------ Material provided

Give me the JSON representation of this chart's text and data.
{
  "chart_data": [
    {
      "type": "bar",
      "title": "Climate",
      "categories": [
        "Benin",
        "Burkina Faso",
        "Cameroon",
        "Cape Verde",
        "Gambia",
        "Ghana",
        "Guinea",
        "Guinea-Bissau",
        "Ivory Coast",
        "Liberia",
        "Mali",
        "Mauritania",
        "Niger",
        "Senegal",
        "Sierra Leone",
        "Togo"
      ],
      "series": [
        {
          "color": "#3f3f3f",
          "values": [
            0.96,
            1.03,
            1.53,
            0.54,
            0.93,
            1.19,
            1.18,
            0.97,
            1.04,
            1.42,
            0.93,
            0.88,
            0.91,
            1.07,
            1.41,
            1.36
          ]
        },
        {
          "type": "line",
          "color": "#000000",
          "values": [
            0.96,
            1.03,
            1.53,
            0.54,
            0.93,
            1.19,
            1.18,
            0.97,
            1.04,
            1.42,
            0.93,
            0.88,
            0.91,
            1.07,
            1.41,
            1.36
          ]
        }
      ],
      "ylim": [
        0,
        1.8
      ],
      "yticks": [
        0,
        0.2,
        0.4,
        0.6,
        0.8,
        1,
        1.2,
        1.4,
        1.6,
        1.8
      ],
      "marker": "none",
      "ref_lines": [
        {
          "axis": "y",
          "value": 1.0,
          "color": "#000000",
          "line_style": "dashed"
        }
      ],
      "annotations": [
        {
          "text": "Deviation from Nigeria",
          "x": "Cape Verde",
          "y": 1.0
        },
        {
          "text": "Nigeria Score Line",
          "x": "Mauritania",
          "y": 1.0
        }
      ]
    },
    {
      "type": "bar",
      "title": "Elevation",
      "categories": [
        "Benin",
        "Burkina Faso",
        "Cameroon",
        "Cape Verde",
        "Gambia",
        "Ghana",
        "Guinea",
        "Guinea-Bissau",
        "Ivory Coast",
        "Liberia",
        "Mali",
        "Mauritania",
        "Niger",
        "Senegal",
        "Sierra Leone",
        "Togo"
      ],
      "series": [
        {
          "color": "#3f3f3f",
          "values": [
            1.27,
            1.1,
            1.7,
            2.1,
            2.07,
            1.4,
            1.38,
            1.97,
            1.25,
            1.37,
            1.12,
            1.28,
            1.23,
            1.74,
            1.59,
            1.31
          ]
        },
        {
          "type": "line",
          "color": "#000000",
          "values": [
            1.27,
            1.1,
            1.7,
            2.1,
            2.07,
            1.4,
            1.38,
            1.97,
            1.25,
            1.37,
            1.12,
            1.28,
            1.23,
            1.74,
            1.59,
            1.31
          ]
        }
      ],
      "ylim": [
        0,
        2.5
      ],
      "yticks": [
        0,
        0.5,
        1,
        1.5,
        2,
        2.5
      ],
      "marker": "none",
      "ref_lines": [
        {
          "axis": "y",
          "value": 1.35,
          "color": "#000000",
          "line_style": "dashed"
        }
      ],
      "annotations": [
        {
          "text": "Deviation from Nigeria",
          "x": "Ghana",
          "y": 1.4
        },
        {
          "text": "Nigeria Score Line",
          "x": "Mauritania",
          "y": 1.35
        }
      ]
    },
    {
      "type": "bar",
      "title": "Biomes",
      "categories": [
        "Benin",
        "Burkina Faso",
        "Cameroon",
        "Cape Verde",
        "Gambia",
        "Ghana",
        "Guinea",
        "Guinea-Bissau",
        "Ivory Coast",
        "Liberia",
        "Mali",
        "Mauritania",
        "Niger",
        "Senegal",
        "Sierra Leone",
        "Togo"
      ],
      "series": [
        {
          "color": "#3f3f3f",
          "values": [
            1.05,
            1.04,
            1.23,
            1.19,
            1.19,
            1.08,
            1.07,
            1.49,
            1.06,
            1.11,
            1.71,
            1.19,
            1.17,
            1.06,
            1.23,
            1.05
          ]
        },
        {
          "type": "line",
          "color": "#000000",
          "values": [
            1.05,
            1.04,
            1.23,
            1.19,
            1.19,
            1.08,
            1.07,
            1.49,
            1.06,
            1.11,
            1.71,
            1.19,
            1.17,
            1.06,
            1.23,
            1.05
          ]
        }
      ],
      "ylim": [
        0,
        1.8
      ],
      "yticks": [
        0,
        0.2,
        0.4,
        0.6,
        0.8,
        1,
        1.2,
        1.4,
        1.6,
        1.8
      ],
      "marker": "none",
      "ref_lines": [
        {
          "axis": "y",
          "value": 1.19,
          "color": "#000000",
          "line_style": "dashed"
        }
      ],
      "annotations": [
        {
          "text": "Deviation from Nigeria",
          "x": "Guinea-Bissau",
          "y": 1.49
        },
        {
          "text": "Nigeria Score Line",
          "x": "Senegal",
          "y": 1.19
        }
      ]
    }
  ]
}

------------

• [Your task]: Repeat the records above exactly, leaving none out.

• [Full response]:
Give me the JSON representation of this chart's text and data.
{
  "chart_data": [
    {
      "type": "bar",
      "title": "Climate",
      "categories": [
        "Benin",
        "Burkina Faso",
        "Cameroon",
        "Cape Verde",
        "Gambia",
        "Ghana",
        "Guinea",
        "Guinea-Bissau",
        "Ivory Coast",
        "Liberia",
        "Mali",
        "Mauritania",
        "Niger",
        "Senegal",
        "Sierra Leone",
        "Togo"
      ],
      "series": [
        {
          "color": "#3f3f3f",
          "values": [
            0.96,
            1.03,
            1.53,
            0.54,
            0.93,
            1.19,
            1.18,
            0.97,
            1.04,
            1.42,
            0.93,
            0.88,
            0.91,
            1.07,
            1.41,
            1.36
          ]
        },
        {
          "type": "line",
          "color": "#000000",
          "values": [
            0.96,
            1.03,
            1.53,
            0.54,
            0.93,
            1.19,
            1.18,
            0.97,
            1.04,
            1.42,
            0.93,
            0.88,
            0.91,
            1.07,
            1.41,
            1.36
          ]
        }
      ],
      "ylim": [
        0,
        1.8
      ],
      "yticks": [
        0,
        0.2,
        0.4,
        0.6,
        0.8,
        1,
        1.2,
        1.4,
        1.6,
        1.8
      ],
      "marker": "none",
      "ref_lines": [
        {
          "axis": "y",
          "value": 1.0,
          "color": "#000000",
          "line_style": "dashed"
        }
      ],
      "annotations": [
        {
          "text": "Deviation from Nigeria",
          "x": "Cape Verde",
          "y": 1.0
        },
        {
          "text": "Nigeria Score Line",
          "x": "Mauritania",
          "y": 1.0
        }
      ]
    },
    {
      "type": "bar",
      "title": "Elevation",
      "categories": [
        "Benin",
        "Burkina Faso",
        "Cameroon",
        "Cape Verde",
        "Gambia",
        "Ghana",
        "Guinea",
        "Guinea-Bissau",
        "Ivory Coast",
        "Liberia",
        "Mali",
        "Mauritania",
        "Niger",
        "Senegal",
        "Sierra Leone",
        "Togo"
      ],
      "series": [
        {
          "color": "#3f3f3f",
          "values": [
            1.27,
            1.1,
            1.7,
            2.1,
            2.07,
            1.4,
            1.38,
            1.97,
            1.25,
            1.37,
            1.12,
            1.28,
            1.23,
            1.74,
            1.59,
            1.31
          ]
        },
        {
          "type": "line",
          "color": "#000000",
          "values": [
            1.27,
            1.1,
            1.7,
            2.1,
            2.07,
            1.4,
            1.38,
            1.97,
            1.25,
            1.37,
            1.12,
            1.28,
            1.23,
            1.74,
            1.59,
            1.31
          ]
        }
      ],
      "ylim": [
        0,
        2.5
      ],
      "yticks": [
        0,
        0.5,
        1,
        1.5,
        2,
        2.5
      ],
      "marker": "none",
      "ref_lines": [
        {
          "axis": "y",
          "value": 1.35,
          "color": "#000000",
          "line_style": "dashed"
        }
      ],
      "annotations": [
        {
          "text": "Deviation from Nigeria",
          "x": "Ghana",
          "y": 1.4
        },
        {
          "text": "Nigeria Score Line",
          "x": "Mauritania",
          "y": 1.35
        }
      ]
    },
    {
      "type": "bar",
      "title": "Biomes",
      "categories": [
        "Benin",
        "Burkina Faso",
        "Cameroon",
        "Cape Verde",
        "Gambia",
        "Ghana",
        "Guinea",
        "Guinea-Bissau",
        "Ivory Coast",
        "Liberia",
        "Mali",
        "Mauritania",
        "Niger",
        "Senegal",
        "Sierra Leone",
        "Togo"
      ],
      "series": [
        {
          "color": "#3f3f3f",
          "values": [
            1.05,
            1.04,
            1.23,
            1.19,
            1.19,
            1.08,
            1.07,
            1.49,
            1.06,
            1.11,
            1.71,
            1.19,
            1.17,
            1.06,
            1.23,
            1.05
          ]
        },
        {
          "type": "line",
          "color": "#000000",
          "values": [
            1.05,
            1.04,
            1.23,
            1.19,
            1.19,
            1.08,
            1.07,
            1.49,
            1.06,
            1.11,
            1.71,
            1.19,
            1.17,
            1.06,
            1.23,
            1.05
          ]
        }
      ],
      "ylim": [
        0,
        1.8
      ],
      "yticks": [
        0,
        0.2,
        0.4,
        0.6,
        0.8,
        1,
        1.2,
        1.4,
        1.6,
        1.8
      ],
      "marker": "none",
      "ref_lines": [
        {
          "axis": "y",
          "value": 1.19,
          "color": "#000000",
          "line_style": "dashed"
        }
      ],
      "annotations": [
        {
          "text": "Deviation from Nigeria",
          "x": "Guinea-Bissau",
          "y": 1.49
        },
        {
          "text": "Nigeria Score Line",
          "x": "Senegal",
          "y": 1.19
        }
      ]
    }
  ]
}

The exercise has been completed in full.